__Information shown__.

**********

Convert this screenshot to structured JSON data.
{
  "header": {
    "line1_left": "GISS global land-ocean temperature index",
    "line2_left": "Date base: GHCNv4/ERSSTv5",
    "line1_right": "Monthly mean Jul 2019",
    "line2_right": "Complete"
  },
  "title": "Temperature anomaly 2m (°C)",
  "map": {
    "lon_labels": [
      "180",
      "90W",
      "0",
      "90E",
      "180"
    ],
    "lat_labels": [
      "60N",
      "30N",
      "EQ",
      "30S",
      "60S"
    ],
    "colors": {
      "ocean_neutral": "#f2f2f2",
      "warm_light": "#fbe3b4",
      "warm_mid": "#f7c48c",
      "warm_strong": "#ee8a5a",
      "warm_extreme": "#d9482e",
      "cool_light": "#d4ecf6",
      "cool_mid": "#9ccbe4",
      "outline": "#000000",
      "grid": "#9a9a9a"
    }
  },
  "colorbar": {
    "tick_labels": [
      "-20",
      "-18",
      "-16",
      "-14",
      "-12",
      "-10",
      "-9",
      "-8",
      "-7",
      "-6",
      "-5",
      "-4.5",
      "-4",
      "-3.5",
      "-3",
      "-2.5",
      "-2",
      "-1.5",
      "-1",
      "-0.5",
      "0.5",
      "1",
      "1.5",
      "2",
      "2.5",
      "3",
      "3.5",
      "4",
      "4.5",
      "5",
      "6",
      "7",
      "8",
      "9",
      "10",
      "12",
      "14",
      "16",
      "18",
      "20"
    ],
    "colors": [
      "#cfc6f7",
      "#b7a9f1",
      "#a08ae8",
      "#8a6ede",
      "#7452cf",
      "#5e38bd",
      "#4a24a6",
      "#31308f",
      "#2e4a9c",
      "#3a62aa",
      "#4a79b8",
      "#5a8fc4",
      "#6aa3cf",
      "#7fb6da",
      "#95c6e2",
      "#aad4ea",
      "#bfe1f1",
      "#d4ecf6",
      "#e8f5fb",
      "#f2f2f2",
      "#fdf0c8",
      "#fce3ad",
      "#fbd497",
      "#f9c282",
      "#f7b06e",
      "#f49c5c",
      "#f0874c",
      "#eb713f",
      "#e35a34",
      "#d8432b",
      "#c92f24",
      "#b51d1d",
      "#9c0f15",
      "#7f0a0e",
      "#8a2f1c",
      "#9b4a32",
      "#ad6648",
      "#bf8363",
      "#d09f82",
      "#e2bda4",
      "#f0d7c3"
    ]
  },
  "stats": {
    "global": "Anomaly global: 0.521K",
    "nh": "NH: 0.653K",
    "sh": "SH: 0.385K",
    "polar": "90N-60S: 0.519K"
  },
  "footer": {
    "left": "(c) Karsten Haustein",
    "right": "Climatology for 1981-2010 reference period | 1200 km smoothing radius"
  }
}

**********

Take the entries above and transcribe them exactly.

Convert this screenshot to structured JSON data.
{
  "header": {
    "line1_left": "GISS global land-ocean temperature index",
    "line2_left": "Date base: GHCNv4/ERSSTv5",
    "line1_right": "Monthly mean Jul 2019",
    "line2_right": "Complete"
  },
  "title": "Temperature anomaly 2m (°C)",
  "map": {
    "lon_labels": [
      "180",
      "90W",
      "0",
      "90E",
      "180"
    ],
    "lat_labels": [
      "60N",
      "30N",
      "EQ",
      "30S",
      "60S"
    ],
    "colors": {
      "ocean_neutral": "#f2f2f2",
      "warm_light": "#fbe3b4",
      "warm_mid": "#f7c48c",
      "warm_strong": "#ee8a5a",
      "warm_extreme": "#d9482e",
      "cool_light": "#d4ecf6",
      "cool_mid": "#9ccbe4",
      "outline": "#000000",
      "grid": "#9a9a9a"
    }
  },
  "colorbar": {
    "tick_labels": [
      "-20",
      "-18",
      "-16",
      "-14",
      "-12",
      "-10",
      "-9",
      "-8",
      "-7",
      "-6",
      "-5",
      "-4.5",
      "-4",
      "-3.5",
      "-3",
      "-2.5",
      "-2",
      "-1.5",
      "-1",
      "-0.5",
      "0.5",
      "1",
      "1.5",
      "2",
      "2.5",
      "3",
      "3.5",
      "4",
      "4.5",
      "5",
      "6",
      "7",
      "8",
      "9",
      "10",
      "12",
      "14",
      "16",
      "18",
      "20"
    ],
    "colors": [
      "#cfc6f7",
      "#b7a9f1",
      "#a08ae8",
      "#8a6ede",
      "#7452cf",
      "#5e38bd",
      "#4a24a6",
      "#31308f",
      "#2e4a9c",
      "#3a62aa",
      "#4a79b8",
      "#5a8fc4",
      "#6aa3cf",
      "#7fb6da",
      "#95c6e2",
      "#aad4ea",
      "#bfe1f1",
      "#d4ecf6",
      "#e8f5fb",
      "#f2f2f2",
      "#fdf0c8",
      "#fce3ad",
      "#fbd497",
      "#f9c282",
      "#f7b06e",
      "#f49c5c",
      "#f0874c",
      "#eb713f",
      "#e35a34",
      "#d8432b",
      "#c92f24",
      "#b51d1d",
      "#9c0f15",
      "#7f0a0e",
      "#8a2f1c",
      "#9b4a32",
      "#ad6648",
      "#bf8363",
      "#d09f82",
      "#e2bda4",
      "#f0d7c3"
    ]
  },
  "stats": {
    "global": "Anomaly global: 0.521K",
    "nh": "NH: 0.653K",
    "sh": "SH: 0.385K",
    "polar": "90N-60S: 0.519K"
  },
  "footer": {
    "left": "(c) Karsten Haustein",
    "right": "Climatology for 1981-2010 reference period | 1200 km smoothing radius"
  }
}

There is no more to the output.